Set task: Select every line holding the word "However" and copy it.

Provided entries:
▼

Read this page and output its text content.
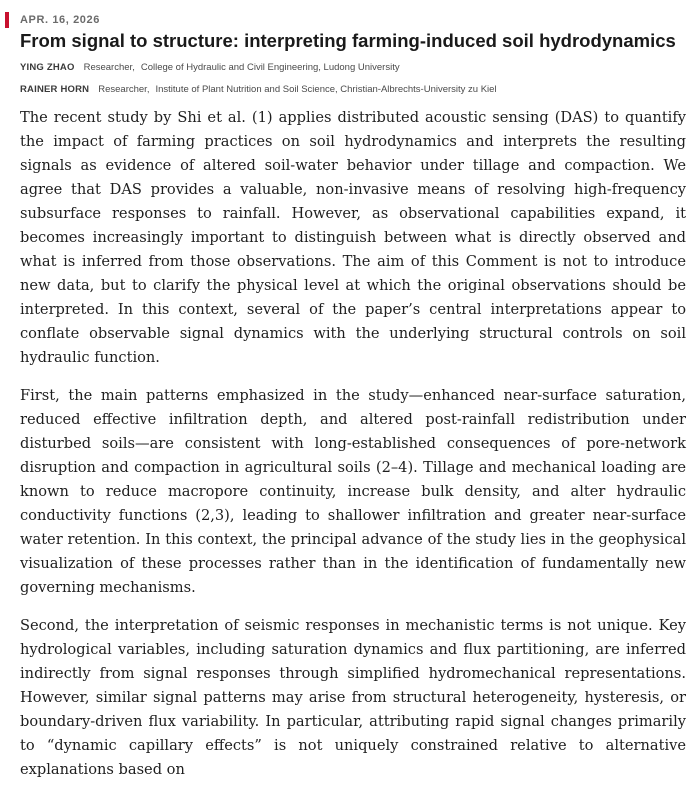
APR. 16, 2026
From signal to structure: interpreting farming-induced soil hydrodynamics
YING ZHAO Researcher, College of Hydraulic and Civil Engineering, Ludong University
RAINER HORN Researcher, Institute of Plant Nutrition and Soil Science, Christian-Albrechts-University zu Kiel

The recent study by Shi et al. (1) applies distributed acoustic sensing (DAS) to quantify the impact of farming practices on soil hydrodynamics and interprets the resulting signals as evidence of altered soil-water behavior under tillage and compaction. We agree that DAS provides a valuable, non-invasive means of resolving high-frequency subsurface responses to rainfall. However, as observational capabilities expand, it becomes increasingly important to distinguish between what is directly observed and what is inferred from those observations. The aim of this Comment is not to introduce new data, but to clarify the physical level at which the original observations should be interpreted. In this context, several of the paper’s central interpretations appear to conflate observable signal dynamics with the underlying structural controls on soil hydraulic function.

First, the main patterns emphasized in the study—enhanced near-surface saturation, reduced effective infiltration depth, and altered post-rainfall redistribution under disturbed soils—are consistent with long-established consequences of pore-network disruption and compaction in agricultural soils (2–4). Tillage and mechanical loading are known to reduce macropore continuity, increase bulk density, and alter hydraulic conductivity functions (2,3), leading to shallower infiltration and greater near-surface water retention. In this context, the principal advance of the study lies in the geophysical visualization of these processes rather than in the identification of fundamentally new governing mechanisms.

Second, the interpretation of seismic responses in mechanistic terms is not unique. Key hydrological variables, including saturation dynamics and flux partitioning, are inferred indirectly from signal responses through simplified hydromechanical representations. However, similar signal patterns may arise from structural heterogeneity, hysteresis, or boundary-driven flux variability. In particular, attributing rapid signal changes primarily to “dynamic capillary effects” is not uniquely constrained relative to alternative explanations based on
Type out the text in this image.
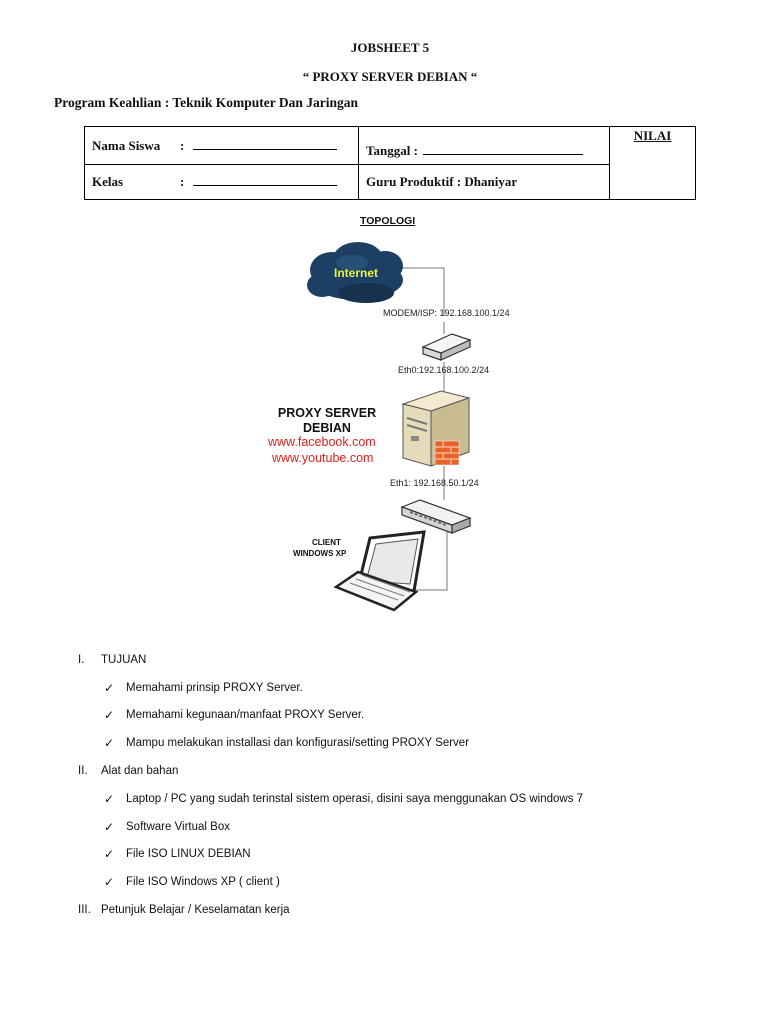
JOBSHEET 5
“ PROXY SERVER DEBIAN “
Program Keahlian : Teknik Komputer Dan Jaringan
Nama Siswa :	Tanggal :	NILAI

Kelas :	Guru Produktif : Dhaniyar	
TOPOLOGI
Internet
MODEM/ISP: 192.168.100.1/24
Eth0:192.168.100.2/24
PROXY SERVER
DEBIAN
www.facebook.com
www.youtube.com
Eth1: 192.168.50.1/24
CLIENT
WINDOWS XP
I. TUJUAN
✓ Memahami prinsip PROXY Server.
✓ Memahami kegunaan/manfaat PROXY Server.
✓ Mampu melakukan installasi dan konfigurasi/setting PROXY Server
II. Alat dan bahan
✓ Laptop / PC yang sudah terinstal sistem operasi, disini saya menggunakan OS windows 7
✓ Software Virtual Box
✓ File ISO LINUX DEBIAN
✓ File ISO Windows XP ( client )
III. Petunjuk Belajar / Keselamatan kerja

▲

Result of the exercise:
The recent study by Shi et al. (1) applies distributed acoustic sensing (DAS) to quantify the impact of farming practices on soil hydrodynamics and interprets the resulting signals as evidence of altered soil-water behavior under tillage and compaction. We agree that DAS provides a valuable, non-invasive means of resolving high-frequency subsurface responses to rainfall. However, as observational capabilities expand, it becomes increasingly important to distinguish between what is directly observed and what is inferred from those observations. The aim of this Comment is not to introduce new data, but to clarify the physical level at which the original observations should be interpreted. In this context, several of the paper’s central interpretations appear to conflate observable signal dynamics with the underlying structural controls on soil hydraulic function.
Second, the interpretation of seismic responses in mechanistic terms is not unique. Key hydrological variables, including saturation dynamics and flux partitioning, are inferred indirectly from signal responses through simplified hydromechanical representations. However, similar signal patterns may arise from structural heterogeneity, hysteresis, or boundary-driven flux variability. In particular, attributing rapid signal changes primarily to “dynamic capillary effects” is not uniquely constrained relative to alternative explanations based on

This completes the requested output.